-- Extracts from a graphics dataset --
_ _ _ _ _

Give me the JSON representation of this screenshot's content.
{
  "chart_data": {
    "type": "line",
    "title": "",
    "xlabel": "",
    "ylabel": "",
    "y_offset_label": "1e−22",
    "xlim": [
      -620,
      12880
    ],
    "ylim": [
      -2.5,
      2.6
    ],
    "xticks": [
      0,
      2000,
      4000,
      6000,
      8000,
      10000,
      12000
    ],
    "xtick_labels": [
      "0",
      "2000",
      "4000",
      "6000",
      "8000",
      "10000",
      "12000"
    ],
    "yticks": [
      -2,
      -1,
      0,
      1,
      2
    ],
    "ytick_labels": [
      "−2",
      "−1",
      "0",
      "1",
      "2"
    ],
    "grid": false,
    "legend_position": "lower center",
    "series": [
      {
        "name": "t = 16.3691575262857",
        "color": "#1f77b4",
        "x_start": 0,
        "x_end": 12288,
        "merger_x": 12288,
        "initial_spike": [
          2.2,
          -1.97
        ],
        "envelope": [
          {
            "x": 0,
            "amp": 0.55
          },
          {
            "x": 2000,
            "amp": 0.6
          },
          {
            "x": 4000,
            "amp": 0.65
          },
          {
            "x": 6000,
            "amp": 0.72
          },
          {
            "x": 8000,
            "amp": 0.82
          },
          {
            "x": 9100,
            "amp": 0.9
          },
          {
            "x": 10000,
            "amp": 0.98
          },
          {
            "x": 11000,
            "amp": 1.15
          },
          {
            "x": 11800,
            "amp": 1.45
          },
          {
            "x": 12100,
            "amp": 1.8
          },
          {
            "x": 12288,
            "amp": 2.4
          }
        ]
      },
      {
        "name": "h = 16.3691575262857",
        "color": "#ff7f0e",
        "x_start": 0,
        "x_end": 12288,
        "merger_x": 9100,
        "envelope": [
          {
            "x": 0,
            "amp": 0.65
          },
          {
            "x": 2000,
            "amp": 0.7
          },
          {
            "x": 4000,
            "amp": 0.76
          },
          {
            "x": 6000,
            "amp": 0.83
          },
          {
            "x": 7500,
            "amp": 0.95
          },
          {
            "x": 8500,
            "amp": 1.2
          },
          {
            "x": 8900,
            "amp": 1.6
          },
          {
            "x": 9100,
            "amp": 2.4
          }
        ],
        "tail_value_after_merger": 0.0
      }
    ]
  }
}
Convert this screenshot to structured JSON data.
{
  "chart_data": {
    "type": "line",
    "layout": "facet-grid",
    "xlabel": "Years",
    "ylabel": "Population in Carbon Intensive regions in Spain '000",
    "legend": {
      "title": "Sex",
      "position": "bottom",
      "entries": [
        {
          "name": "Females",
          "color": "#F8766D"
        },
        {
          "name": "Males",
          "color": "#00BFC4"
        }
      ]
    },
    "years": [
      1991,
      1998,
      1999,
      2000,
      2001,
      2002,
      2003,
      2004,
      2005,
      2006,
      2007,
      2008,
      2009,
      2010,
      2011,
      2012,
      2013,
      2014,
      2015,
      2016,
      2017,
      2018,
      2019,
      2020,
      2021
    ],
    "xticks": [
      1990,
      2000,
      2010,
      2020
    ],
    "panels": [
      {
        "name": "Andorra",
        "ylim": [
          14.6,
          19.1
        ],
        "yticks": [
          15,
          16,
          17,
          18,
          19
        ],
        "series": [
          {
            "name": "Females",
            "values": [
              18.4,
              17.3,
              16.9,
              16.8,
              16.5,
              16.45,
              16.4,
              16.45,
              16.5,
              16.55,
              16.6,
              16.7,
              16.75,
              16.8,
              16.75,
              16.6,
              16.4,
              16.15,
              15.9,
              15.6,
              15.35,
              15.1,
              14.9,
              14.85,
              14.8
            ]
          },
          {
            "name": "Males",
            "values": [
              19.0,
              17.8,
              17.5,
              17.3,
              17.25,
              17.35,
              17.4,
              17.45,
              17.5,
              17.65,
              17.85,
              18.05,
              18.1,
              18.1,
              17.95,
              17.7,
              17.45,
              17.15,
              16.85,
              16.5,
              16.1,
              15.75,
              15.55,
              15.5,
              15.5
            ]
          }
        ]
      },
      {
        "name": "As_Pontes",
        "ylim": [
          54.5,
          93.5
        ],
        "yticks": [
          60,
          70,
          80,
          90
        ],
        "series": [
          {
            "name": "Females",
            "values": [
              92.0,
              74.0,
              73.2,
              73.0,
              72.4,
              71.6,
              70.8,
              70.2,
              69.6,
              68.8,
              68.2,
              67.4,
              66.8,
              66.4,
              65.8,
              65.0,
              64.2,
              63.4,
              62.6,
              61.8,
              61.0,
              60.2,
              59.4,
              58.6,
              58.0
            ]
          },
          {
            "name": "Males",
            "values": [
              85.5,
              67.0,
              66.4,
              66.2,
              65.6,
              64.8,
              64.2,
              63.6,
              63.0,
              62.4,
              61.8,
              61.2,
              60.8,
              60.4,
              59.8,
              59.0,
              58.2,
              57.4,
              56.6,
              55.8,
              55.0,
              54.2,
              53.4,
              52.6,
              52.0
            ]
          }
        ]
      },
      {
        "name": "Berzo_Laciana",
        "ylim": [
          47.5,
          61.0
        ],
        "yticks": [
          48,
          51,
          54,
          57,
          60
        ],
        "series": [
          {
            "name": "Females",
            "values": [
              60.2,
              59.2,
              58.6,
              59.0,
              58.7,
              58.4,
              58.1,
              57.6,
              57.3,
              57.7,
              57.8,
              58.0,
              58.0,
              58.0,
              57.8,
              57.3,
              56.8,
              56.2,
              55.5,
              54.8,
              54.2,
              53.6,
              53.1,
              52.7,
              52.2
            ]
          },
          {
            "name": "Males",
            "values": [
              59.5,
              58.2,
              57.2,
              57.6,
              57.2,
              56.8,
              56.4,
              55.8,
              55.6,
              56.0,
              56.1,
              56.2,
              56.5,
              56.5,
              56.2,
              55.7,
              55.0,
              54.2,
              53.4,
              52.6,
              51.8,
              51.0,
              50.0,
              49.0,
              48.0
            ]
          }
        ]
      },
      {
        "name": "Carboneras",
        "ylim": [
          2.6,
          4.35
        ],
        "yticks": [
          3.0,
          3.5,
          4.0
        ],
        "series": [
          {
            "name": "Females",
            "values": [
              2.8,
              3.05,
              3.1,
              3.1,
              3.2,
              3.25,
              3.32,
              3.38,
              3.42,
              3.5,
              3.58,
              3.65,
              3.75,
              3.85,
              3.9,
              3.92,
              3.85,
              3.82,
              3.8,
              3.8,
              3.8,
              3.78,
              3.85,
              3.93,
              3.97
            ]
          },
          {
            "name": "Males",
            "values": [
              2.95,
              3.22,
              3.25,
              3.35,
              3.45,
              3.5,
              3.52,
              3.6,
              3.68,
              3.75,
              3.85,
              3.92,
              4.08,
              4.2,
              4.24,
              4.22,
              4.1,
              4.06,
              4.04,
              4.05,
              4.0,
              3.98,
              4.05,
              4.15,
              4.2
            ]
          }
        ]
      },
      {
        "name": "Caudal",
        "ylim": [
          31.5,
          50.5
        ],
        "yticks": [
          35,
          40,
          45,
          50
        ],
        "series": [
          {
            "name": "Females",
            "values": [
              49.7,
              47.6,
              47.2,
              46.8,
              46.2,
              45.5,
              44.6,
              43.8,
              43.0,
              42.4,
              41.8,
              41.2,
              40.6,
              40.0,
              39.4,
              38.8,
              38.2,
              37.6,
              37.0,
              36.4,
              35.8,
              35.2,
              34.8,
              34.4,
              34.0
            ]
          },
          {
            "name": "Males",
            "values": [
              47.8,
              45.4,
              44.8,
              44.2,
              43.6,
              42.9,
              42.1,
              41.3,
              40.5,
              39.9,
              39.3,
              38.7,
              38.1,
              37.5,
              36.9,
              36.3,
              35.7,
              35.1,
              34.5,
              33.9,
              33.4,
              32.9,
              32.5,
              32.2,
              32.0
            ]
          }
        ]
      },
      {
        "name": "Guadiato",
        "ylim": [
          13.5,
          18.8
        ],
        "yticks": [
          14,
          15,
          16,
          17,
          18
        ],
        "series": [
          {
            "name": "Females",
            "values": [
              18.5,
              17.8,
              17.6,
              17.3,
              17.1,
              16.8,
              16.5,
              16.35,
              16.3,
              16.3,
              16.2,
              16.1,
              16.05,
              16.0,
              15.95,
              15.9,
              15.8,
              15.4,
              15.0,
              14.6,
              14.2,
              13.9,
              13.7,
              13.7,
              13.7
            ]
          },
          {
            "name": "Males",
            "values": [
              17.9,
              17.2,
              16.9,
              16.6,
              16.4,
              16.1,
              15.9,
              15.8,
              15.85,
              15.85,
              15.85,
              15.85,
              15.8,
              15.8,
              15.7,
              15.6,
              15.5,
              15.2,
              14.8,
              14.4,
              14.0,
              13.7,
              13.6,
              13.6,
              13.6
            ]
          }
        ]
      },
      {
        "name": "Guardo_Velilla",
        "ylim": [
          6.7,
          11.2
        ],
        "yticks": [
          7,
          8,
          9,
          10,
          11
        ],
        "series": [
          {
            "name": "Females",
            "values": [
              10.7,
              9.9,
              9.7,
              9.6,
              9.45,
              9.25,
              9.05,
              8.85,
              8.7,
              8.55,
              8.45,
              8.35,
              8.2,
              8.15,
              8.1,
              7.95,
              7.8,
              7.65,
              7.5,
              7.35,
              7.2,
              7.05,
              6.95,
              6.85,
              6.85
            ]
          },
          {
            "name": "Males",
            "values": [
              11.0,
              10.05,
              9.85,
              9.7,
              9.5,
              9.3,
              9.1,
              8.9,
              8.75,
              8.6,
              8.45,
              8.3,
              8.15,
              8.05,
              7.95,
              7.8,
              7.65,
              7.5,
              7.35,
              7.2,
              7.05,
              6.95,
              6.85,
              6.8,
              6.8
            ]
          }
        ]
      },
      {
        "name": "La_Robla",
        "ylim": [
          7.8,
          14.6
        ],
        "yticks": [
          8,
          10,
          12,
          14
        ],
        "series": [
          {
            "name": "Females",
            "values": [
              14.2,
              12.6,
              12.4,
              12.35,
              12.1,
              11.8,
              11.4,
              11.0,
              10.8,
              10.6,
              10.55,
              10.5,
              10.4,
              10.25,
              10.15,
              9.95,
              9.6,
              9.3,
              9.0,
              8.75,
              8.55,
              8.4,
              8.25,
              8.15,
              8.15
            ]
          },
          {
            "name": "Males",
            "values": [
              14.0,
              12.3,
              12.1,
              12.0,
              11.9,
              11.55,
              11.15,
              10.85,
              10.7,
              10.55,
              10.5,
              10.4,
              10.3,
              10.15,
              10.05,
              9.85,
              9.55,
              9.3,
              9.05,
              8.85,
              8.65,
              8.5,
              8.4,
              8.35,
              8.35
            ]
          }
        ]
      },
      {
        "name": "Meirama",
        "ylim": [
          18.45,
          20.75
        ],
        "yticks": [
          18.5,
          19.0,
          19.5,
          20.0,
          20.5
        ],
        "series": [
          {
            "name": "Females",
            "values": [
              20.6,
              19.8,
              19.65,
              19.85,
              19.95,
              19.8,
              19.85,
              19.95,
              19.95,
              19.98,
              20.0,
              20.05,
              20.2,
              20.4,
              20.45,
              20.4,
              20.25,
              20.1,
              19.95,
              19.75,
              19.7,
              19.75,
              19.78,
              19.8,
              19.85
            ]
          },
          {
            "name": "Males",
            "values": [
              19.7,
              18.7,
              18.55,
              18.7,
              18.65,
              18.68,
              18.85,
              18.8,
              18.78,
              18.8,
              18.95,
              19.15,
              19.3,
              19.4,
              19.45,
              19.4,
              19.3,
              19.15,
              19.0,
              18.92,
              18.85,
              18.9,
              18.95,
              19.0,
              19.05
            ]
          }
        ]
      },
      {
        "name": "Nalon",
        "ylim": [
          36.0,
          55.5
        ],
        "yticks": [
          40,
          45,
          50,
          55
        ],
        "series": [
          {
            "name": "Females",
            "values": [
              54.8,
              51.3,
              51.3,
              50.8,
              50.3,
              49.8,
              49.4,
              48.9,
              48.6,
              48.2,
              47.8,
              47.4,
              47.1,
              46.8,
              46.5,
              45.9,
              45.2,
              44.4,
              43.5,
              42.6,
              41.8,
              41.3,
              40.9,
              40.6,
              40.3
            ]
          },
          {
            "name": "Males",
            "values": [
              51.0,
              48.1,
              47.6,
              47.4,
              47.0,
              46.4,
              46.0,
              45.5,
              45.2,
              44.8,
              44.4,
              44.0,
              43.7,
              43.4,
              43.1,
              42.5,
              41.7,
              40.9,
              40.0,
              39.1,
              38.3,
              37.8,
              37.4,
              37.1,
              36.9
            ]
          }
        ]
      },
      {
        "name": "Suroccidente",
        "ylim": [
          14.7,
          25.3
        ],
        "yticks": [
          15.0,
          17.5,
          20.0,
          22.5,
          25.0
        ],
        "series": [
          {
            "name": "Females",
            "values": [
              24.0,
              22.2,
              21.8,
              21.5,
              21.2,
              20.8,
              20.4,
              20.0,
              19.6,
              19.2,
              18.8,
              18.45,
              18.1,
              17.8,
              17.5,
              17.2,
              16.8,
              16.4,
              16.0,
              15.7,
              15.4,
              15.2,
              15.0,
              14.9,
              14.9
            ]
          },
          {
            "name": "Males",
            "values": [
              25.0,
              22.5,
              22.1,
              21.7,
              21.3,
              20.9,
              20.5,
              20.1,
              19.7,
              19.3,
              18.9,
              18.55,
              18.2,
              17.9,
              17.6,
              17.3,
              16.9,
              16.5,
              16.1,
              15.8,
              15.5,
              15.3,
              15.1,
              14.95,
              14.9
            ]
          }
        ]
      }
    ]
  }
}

_ _ _ _ _

-- YOUR OBJECTIVE --
Copy each line that contains the word "screenshot".

-- RIGHT ANSWER --
Give me the JSON representation of this screenshot's content.
Convert this screenshot to structured JSON data.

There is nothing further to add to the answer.